▶ **Instructions to follow**: Transcribe all of the material exactly, except for its pictures.

Dataset records
[start]

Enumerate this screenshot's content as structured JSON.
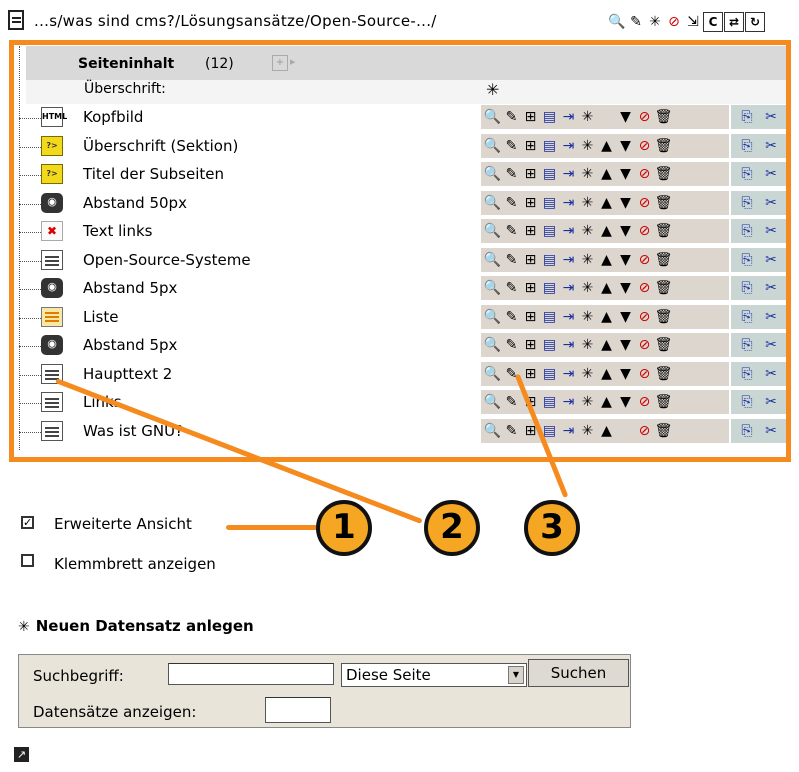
{
  "path_bar": {
    "path": "...s/was sind cms?/Lösungsansätze/Open-Source-.../",
    "icons": [
      "page-icon",
      "search-icon",
      "edit-icon",
      "new-icon",
      "disable-icon",
      "export-icon",
      "clear-cache-icon",
      "toggle-icon",
      "reload-icon"
    ],
    "top_tool_glyphs": [
      "🔍",
      "✎",
      "✳",
      "✕",
      "⇲",
      "C",
      "⇄",
      "↻"
    ]
  },
  "content_table": {
    "title": "Seiteninhalt",
    "count": "(12)",
    "subheader": "Überschrift:",
    "rows": [
      {
        "label": "Kopfbild",
        "icon": "html-icon",
        "icon_text": "HTML",
        "tools_variant": "first"
      },
      {
        "label": "Überschrift (Sektion)",
        "icon": "headline-icon",
        "icon_text": "?>",
        "tools_variant": "full"
      },
      {
        "label": "Titel der Subseiten",
        "icon": "headline-icon",
        "icon_text": "?>",
        "tools_variant": "full"
      },
      {
        "label": "Abstand 50px",
        "icon": "camera-icon",
        "icon_text": "◉",
        "tools_variant": "full"
      },
      {
        "label": "Text links",
        "icon": "error-icon",
        "icon_text": "✖",
        "tools_variant": "full"
      },
      {
        "label": "Open-Source-Systeme",
        "icon": "text-icon",
        "icon_text": "",
        "tools_variant": "full"
      },
      {
        "label": "Abstand 5px",
        "icon": "camera-icon",
        "icon_text": "◉",
        "tools_variant": "full"
      },
      {
        "label": "Liste",
        "icon": "list-icon",
        "icon_text": "",
        "tools_variant": "full"
      },
      {
        "label": "Abstand 5px",
        "icon": "camera-icon",
        "icon_text": "◉",
        "tools_variant": "full"
      },
      {
        "label": "Haupttext 2",
        "icon": "text-icon",
        "icon_text": "",
        "tools_variant": "full"
      },
      {
        "label": "Links",
        "icon": "text-icon",
        "icon_text": "",
        "tools_variant": "full"
      },
      {
        "label": "Was ist GNU?",
        "icon": "text-icon",
        "icon_text": "",
        "tools_variant": "last"
      }
    ],
    "tool_glyphs": {
      "view": "🔍",
      "edit": "✎",
      "info": "⊞",
      "history": "▤",
      "new_after": "⇥",
      "new": "✳",
      "move_up": "▲",
      "move_down": "▼",
      "hide": "⊘",
      "delete": "🗑",
      "copy": "⎘",
      "cut": "✂"
    }
  },
  "callouts": [
    "1",
    "2",
    "3"
  ],
  "options": {
    "extended_view": {
      "label": "Erweiterte Ansicht",
      "checked": true
    },
    "clipboard": {
      "label": "Klemmbrett anzeigen",
      "checked": false
    }
  },
  "new_record": {
    "label": "Neuen Datensatz anlegen"
  },
  "search": {
    "term_label": "Suchbegriff:",
    "term_value": "",
    "scope_selected": "Diese Seite",
    "button_label": "Suchen",
    "records_label": "Datensätze anzeigen:",
    "records_value": ""
  },
  "colors": {
    "frame": "#f58a1f",
    "badge": "#f5a623",
    "tool_bg": "#dcd6cf",
    "clip_bg": "#c9d6d4"
  }
}
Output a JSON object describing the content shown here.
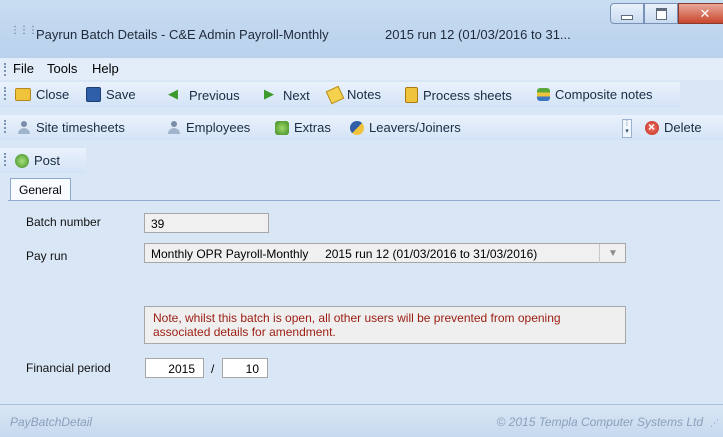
{
  "window": {
    "title": "Payrun Batch Details - C&E Admin Payroll-Monthly",
    "run_info": "2015 run 12 (01/03/2016 to 31..."
  },
  "menu": [
    "File",
    "Tools",
    "Help"
  ],
  "toolbar1": {
    "close": "Close",
    "save": "Save",
    "previous": "Previous",
    "next": "Next",
    "notes": "Notes",
    "process_sheets": "Process sheets",
    "composite_notes": "Composite notes"
  },
  "toolbar2": {
    "site_timesheets": "Site timesheets",
    "employees": "Employees",
    "extras": "Extras",
    "leavers_joiners": "Leavers/Joiners",
    "delete": "Delete"
  },
  "toolbar3": {
    "post": "Post"
  },
  "tabs": [
    {
      "label": "General"
    }
  ],
  "form": {
    "batch_number_label": "Batch number",
    "batch_number": "39",
    "pay_run_label": "Pay run",
    "pay_run_name": "Monthly OPR Payroll-Monthly",
    "pay_run_period": "2015 run 12 (01/03/2016 to 31/03/2016)",
    "note": "Note, whilst this batch is open, all other users will be prevented from opening associated details for amendment.",
    "financial_period_label": "Financial period",
    "financial_year": "2015",
    "separator": "/",
    "financial_period": "10"
  },
  "status": {
    "left": "PayBatchDetail",
    "right": "© 2015 Templa Computer Systems Ltd"
  },
  "colors": {
    "note_text": "#9b1c10",
    "background": "#d8e6f5"
  }
}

[end]

▶ **Answer to this task**:
Enumerate this screenshot's content as structured JSON.
{
  "path_bar": {
    "path": "...s/was sind cms?/Lösungsansätze/Open-Source-.../",
    "icons": [
      "page-icon",
      "search-icon",
      "edit-icon",
      "new-icon",
      "disable-icon",
      "export-icon",
      "clear-cache-icon",
      "toggle-icon",
      "reload-icon"
    ],
    "top_tool_glyphs": [
      "🔍",
      "✎",
      "✳",
      "✕",
      "⇲",
      "C",
      "⇄",
      "↻"
    ]
  },
  "content_table": {
    "title": "Seiteninhalt",
    "count": "(12)",
    "subheader": "Überschrift:",
    "rows": [
      {
        "label": "Kopfbild",
        "icon": "html-icon",
        "icon_text": "HTML",
        "tools_variant": "first"
      },
      {
        "label": "Überschrift (Sektion)",
        "icon": "headline-icon",
        "icon_text": "?>",
        "tools_variant": "full"
      },
      {
        "label": "Titel der Subseiten",
        "icon": "headline-icon",
        "icon_text": "?>",
        "tools_variant": "full"
      },
      {
        "label": "Abstand 50px",
        "icon": "camera-icon",
        "icon_text": "◉",
        "tools_variant": "full"
      },
      {
        "label": "Text links",
        "icon": "error-icon",
        "icon_text": "✖",
        "tools_variant": "full"
      },
      {
        "label": "Open-Source-Systeme",
        "icon": "text-icon",
        "icon_text": "",
        "tools_variant": "full"
      },
      {
        "label": "Abstand 5px",
        "icon": "camera-icon",
        "icon_text": "◉",
        "tools_variant": "full"
      },
      {
        "label": "Liste",
        "icon": "list-icon",
        "icon_text": "",
        "tools_variant": "full"
      },
      {
        "label": "Abstand 5px",
        "icon": "camera-icon",
        "icon_text": "◉",
        "tools_variant": "full"
      },
      {
        "label": "Haupttext 2",
        "icon": "text-icon",
        "icon_text": "",
        "tools_variant": "full"
      },
      {
        "label": "Links",
        "icon": "text-icon",
        "icon_text": "",
        "tools_variant": "full"
      },
      {
        "label": "Was ist GNU?",
        "icon": "text-icon",
        "icon_text": "",
        "tools_variant": "last"
      }
    ],
    "tool_glyphs": {
      "view": "🔍",
      "edit": "✎",
      "info": "⊞",
      "history": "▤",
      "new_after": "⇥",
      "new": "✳",
      "move_up": "▲",
      "move_down": "▼",
      "hide": "⊘",
      "delete": "🗑",
      "copy": "⎘",
      "cut": "✂"
    }
  },
  "callouts": [
    "1",
    "2",
    "3"
  ],
  "options": {
    "extended_view": {
      "label": "Erweiterte Ansicht",
      "checked": true
    },
    "clipboard": {
      "label": "Klemmbrett anzeigen",
      "checked": false
    }
  },
  "new_record": {
    "label": "Neuen Datensatz anlegen"
  },
  "search": {
    "term_label": "Suchbegriff:",
    "term_value": "",
    "scope_selected": "Diese Seite",
    "button_label": "Suchen",
    "records_label": "Datensätze anzeigen:",
    "records_value": ""
  },
  "colors": {
    "frame": "#f58a1f",
    "badge": "#f5a623",
    "tool_bg": "#dcd6cf",
    "clip_bg": "#c9d6d4"
  }
}
Output a JSON object describing the content shown here.
{
  "window": {
    "title": "Payrun Batch Details - C&E Admin Payroll-Monthly",
    "run_info": "2015 run 12 (01/03/2016 to 31..."
  },
  "menu": [
    "File",
    "Tools",
    "Help"
  ],
  "toolbar1": {
    "close": "Close",
    "save": "Save",
    "previous": "Previous",
    "next": "Next",
    "notes": "Notes",
    "process_sheets": "Process sheets",
    "composite_notes": "Composite notes"
  },
  "toolbar2": {
    "site_timesheets": "Site timesheets",
    "employees": "Employees",
    "extras": "Extras",
    "leavers_joiners": "Leavers/Joiners",
    "delete": "Delete"
  },
  "toolbar3": {
    "post": "Post"
  },
  "tabs": [
    {
      "label": "General"
    }
  ],
  "form": {
    "batch_number_label": "Batch number",
    "batch_number": "39",
    "pay_run_label": "Pay run",
    "pay_run_name": "Monthly OPR Payroll-Monthly",
    "pay_run_period": "2015 run 12 (01/03/2016 to 31/03/2016)",
    "note": "Note, whilst this batch is open, all other users will be prevented from opening associated details for amendment.",
    "financial_period_label": "Financial period",
    "financial_year": "2015",
    "separator": "/",
    "financial_period": "10"
  },
  "status": {
    "left": "PayBatchDetail",
    "right": "© 2015 Templa Computer Systems Ltd"
  },
  "colors": {
    "note_text": "#9b1c10",
    "background": "#d8e6f5"
  }
}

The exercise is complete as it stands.